**Problem to work on**: Without the images, write out all of the following entries exactly.

****************************************

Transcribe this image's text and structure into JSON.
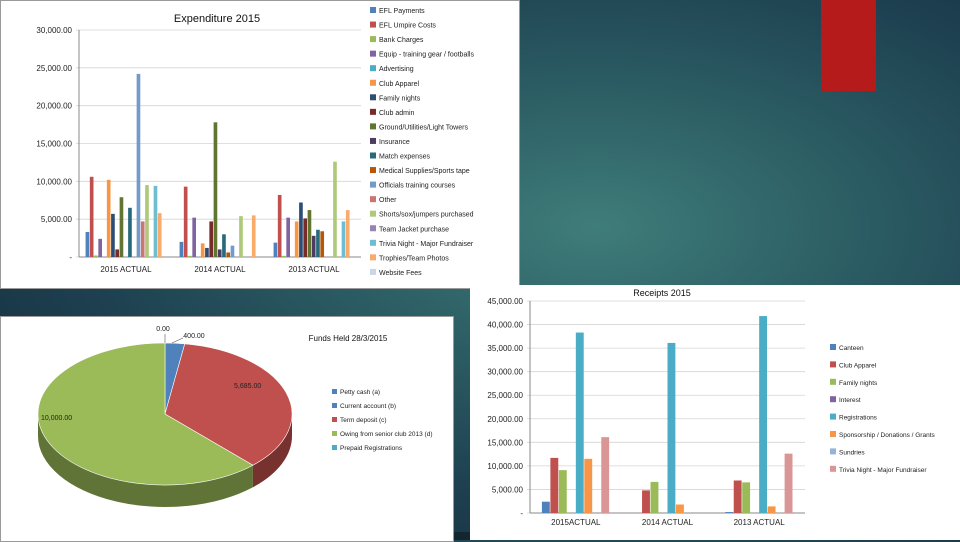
{
  "theme": {
    "accent_block": "#b51b1b",
    "series_colors": [
      "#4f81bd",
      "#c0504d",
      "#9bbb59",
      "#8064a2",
      "#4bacc6",
      "#f79646",
      "#2c4d75",
      "#772c2a",
      "#5f7530",
      "#4d3b62",
      "#276a7c",
      "#b65708",
      "#729aca",
      "#cd7371",
      "#afc97a",
      "#9983b5",
      "#6fbdd1",
      "#f9ab6b",
      "#c9d5e8",
      "#e8c9c9"
    ]
  },
  "chart_data": [
    {
      "id": "expenditure",
      "type": "bar",
      "title": "Expenditure 2015",
      "categories": [
        "2015 ACTUAL",
        "2014 ACTUAL",
        "2013 ACTUAL"
      ],
      "y_ticks": [
        "30,000.00",
        "25,000.00",
        "20,000.00",
        "15,000.00",
        "10,000.00",
        "5,000.00",
        "-"
      ],
      "ylim": [
        0,
        30000
      ],
      "legend_position": "right",
      "series": [
        {
          "name": "EFL Payments",
          "values": [
            3300,
            2000,
            1900
          ]
        },
        {
          "name": "EFL Umpire Costs",
          "values": [
            10600,
            9300,
            8200
          ]
        },
        {
          "name": "Bank Charges",
          "values": [
            200,
            150,
            150
          ]
        },
        {
          "name": "Equip - training gear / footballs",
          "values": [
            2400,
            5200,
            5200
          ]
        },
        {
          "name": "Advertising",
          "values": [
            0,
            0,
            0
          ]
        },
        {
          "name": "Club Apparel",
          "values": [
            10200,
            1800,
            4700
          ]
        },
        {
          "name": "Family nights",
          "values": [
            5700,
            1200,
            7200
          ]
        },
        {
          "name": "Club admin",
          "values": [
            1000,
            4700,
            5100
          ]
        },
        {
          "name": "Ground/Utilities/Light Towers",
          "values": [
            7900,
            17800,
            6200
          ]
        },
        {
          "name": "Insurance",
          "values": [
            0,
            1000,
            2800
          ]
        },
        {
          "name": "Match expenses",
          "values": [
            6500,
            3000,
            3600
          ]
        },
        {
          "name": "Medical Supplies/Sports tape",
          "values": [
            0,
            600,
            3400
          ]
        },
        {
          "name": "Officials training courses",
          "values": [
            24200,
            1500,
            0
          ]
        },
        {
          "name": "Other",
          "values": [
            4700,
            0,
            0
          ]
        },
        {
          "name": "Shorts/sox/jumpers purchased",
          "values": [
            9500,
            5400,
            12600
          ]
        },
        {
          "name": "Team Jacket purchase",
          "values": [
            0,
            0,
            0
          ]
        },
        {
          "name": "Trivia Night - Major Fundraiser",
          "values": [
            9400,
            0,
            4700
          ]
        },
        {
          "name": "Trophies/Team Photos",
          "values": [
            5800,
            5500,
            6200
          ]
        },
        {
          "name": "Website Fees",
          "values": [
            0,
            0,
            0
          ]
        }
      ]
    },
    {
      "id": "funds",
      "type": "pie",
      "title": "Funds Held 28/3/2015",
      "slices": [
        {
          "name": "Petty cash (a)",
          "value": 0,
          "label": "0.00"
        },
        {
          "name": "Current account (b)",
          "value": 400,
          "label": "400.00"
        },
        {
          "name": "Term deposit (c)",
          "value": 5685,
          "label": "5,685.00"
        },
        {
          "name": "Owing from senior club 2013 (d)",
          "value": 10000,
          "label": "10,000.00"
        },
        {
          "name": "Prepaid Registrations",
          "value": 0,
          "label": ""
        }
      ],
      "slice_colors": [
        "#4f81bd",
        "#4f81bd",
        "#c0504d",
        "#9bbb59",
        "#4bacc6"
      ],
      "legend_position": "right"
    },
    {
      "id": "receipts",
      "type": "bar",
      "title": "Receipts 2015",
      "categories": [
        "2015ACTUAL",
        "2014 ACTUAL",
        "2013 ACTUAL"
      ],
      "y_ticks": [
        "45,000.00",
        "40,000.00",
        "35,000.00",
        "30,000.00",
        "25,000.00",
        "20,000.00",
        "15,000.00",
        "10,000.00",
        "5,000.00",
        "-"
      ],
      "ylim": [
        0,
        45000
      ],
      "legend_position": "right",
      "series": [
        {
          "name": "Canteen",
          "values": [
            2400,
            0,
            200
          ]
        },
        {
          "name": "Club Apparel",
          "values": [
            11700,
            4800,
            6900
          ]
        },
        {
          "name": "Family nights",
          "values": [
            9100,
            6600,
            6500
          ]
        },
        {
          "name": "Interest",
          "values": [
            0,
            0,
            0
          ]
        },
        {
          "name": "Registrations",
          "values": [
            38300,
            36100,
            41800
          ]
        },
        {
          "name": "Sponsorship / Donations / Grants",
          "values": [
            11500,
            1800,
            1400
          ]
        },
        {
          "name": "Sundries",
          "values": [
            0,
            0,
            0
          ]
        },
        {
          "name": "Trivia Night - Major Fundraiser",
          "values": [
            16100,
            0,
            12600
          ]
        }
      ],
      "series_colors": [
        "#4f81bd",
        "#c0504d",
        "#9bbb59",
        "#8064a2",
        "#4bacc6",
        "#f79646",
        "#95b3d7",
        "#d99694"
      ]
    }
  ]
}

****************************************

**Task output**:
Transcribe this image's text and structure into JSON.
{
  "theme": {
    "accent_block": "#b51b1b",
    "series_colors": [
      "#4f81bd",
      "#c0504d",
      "#9bbb59",
      "#8064a2",
      "#4bacc6",
      "#f79646",
      "#2c4d75",
      "#772c2a",
      "#5f7530",
      "#4d3b62",
      "#276a7c",
      "#b65708",
      "#729aca",
      "#cd7371",
      "#afc97a",
      "#9983b5",
      "#6fbdd1",
      "#f9ab6b",
      "#c9d5e8",
      "#e8c9c9"
    ]
  },
  "chart_data": [
    {
      "id": "expenditure",
      "type": "bar",
      "title": "Expenditure 2015",
      "categories": [
        "2015 ACTUAL",
        "2014 ACTUAL",
        "2013 ACTUAL"
      ],
      "y_ticks": [
        "30,000.00",
        "25,000.00",
        "20,000.00",
        "15,000.00",
        "10,000.00",
        "5,000.00",
        "-"
      ],
      "ylim": [
        0,
        30000
      ],
      "legend_position": "right",
      "series": [
        {
          "name": "EFL Payments",
          "values": [
            3300,
            2000,
            1900
          ]
        },
        {
          "name": "EFL Umpire Costs",
          "values": [
            10600,
            9300,
            8200
          ]
        },
        {
          "name": "Bank Charges",
          "values": [
            200,
            150,
            150
          ]
        },
        {
          "name": "Equip - training gear / footballs",
          "values": [
            2400,
            5200,
            5200
          ]
        },
        {
          "name": "Advertising",
          "values": [
            0,
            0,
            0
          ]
        },
        {
          "name": "Club Apparel",
          "values": [
            10200,
            1800,
            4700
          ]
        },
        {
          "name": "Family nights",
          "values": [
            5700,
            1200,
            7200
          ]
        },
        {
          "name": "Club admin",
          "values": [
            1000,
            4700,
            5100
          ]
        },
        {
          "name": "Ground/Utilities/Light Towers",
          "values": [
            7900,
            17800,
            6200
          ]
        },
        {
          "name": "Insurance",
          "values": [
            0,
            1000,
            2800
          ]
        },
        {
          "name": "Match expenses",
          "values": [
            6500,
            3000,
            3600
          ]
        },
        {
          "name": "Medical Supplies/Sports tape",
          "values": [
            0,
            600,
            3400
          ]
        },
        {
          "name": "Officials training courses",
          "values": [
            24200,
            1500,
            0
          ]
        },
        {
          "name": "Other",
          "values": [
            4700,
            0,
            0
          ]
        },
        {
          "name": "Shorts/sox/jumpers purchased",
          "values": [
            9500,
            5400,
            12600
          ]
        },
        {
          "name": "Team Jacket purchase",
          "values": [
            0,
            0,
            0
          ]
        },
        {
          "name": "Trivia Night - Major Fundraiser",
          "values": [
            9400,
            0,
            4700
          ]
        },
        {
          "name": "Trophies/Team Photos",
          "values": [
            5800,
            5500,
            6200
          ]
        },
        {
          "name": "Website Fees",
          "values": [
            0,
            0,
            0
          ]
        }
      ]
    },
    {
      "id": "funds",
      "type": "pie",
      "title": "Funds Held 28/3/2015",
      "slices": [
        {
          "name": "Petty cash (a)",
          "value": 0,
          "label": "0.00"
        },
        {
          "name": "Current account (b)",
          "value": 400,
          "label": "400.00"
        },
        {
          "name": "Term deposit (c)",
          "value": 5685,
          "label": "5,685.00"
        },
        {
          "name": "Owing from senior club 2013 (d)",
          "value": 10000,
          "label": "10,000.00"
        },
        {
          "name": "Prepaid Registrations",
          "value": 0,
          "label": ""
        }
      ],
      "slice_colors": [
        "#4f81bd",
        "#4f81bd",
        "#c0504d",
        "#9bbb59",
        "#4bacc6"
      ],
      "legend_position": "right"
    },
    {
      "id": "receipts",
      "type": "bar",
      "title": "Receipts 2015",
      "categories": [
        "2015ACTUAL",
        "2014 ACTUAL",
        "2013 ACTUAL"
      ],
      "y_ticks": [
        "45,000.00",
        "40,000.00",
        "35,000.00",
        "30,000.00",
        "25,000.00",
        "20,000.00",
        "15,000.00",
        "10,000.00",
        "5,000.00",
        "-"
      ],
      "ylim": [
        0,
        45000
      ],
      "legend_position": "right",
      "series": [
        {
          "name": "Canteen",
          "values": [
            2400,
            0,
            200
          ]
        },
        {
          "name": "Club Apparel",
          "values": [
            11700,
            4800,
            6900
          ]
        },
        {
          "name": "Family nights",
          "values": [
            9100,
            6600,
            6500
          ]
        },
        {
          "name": "Interest",
          "values": [
            0,
            0,
            0
          ]
        },
        {
          "name": "Registrations",
          "values": [
            38300,
            36100,
            41800
          ]
        },
        {
          "name": "Sponsorship / Donations / Grants",
          "values": [
            11500,
            1800,
            1400
          ]
        },
        {
          "name": "Sundries",
          "values": [
            0,
            0,
            0
          ]
        },
        {
          "name": "Trivia Night - Major Fundraiser",
          "values": [
            16100,
            0,
            12600
          ]
        }
      ],
      "series_colors": [
        "#4f81bd",
        "#c0504d",
        "#9bbb59",
        "#8064a2",
        "#4bacc6",
        "#f79646",
        "#95b3d7",
        "#d99694"
      ]
    }
  ]
}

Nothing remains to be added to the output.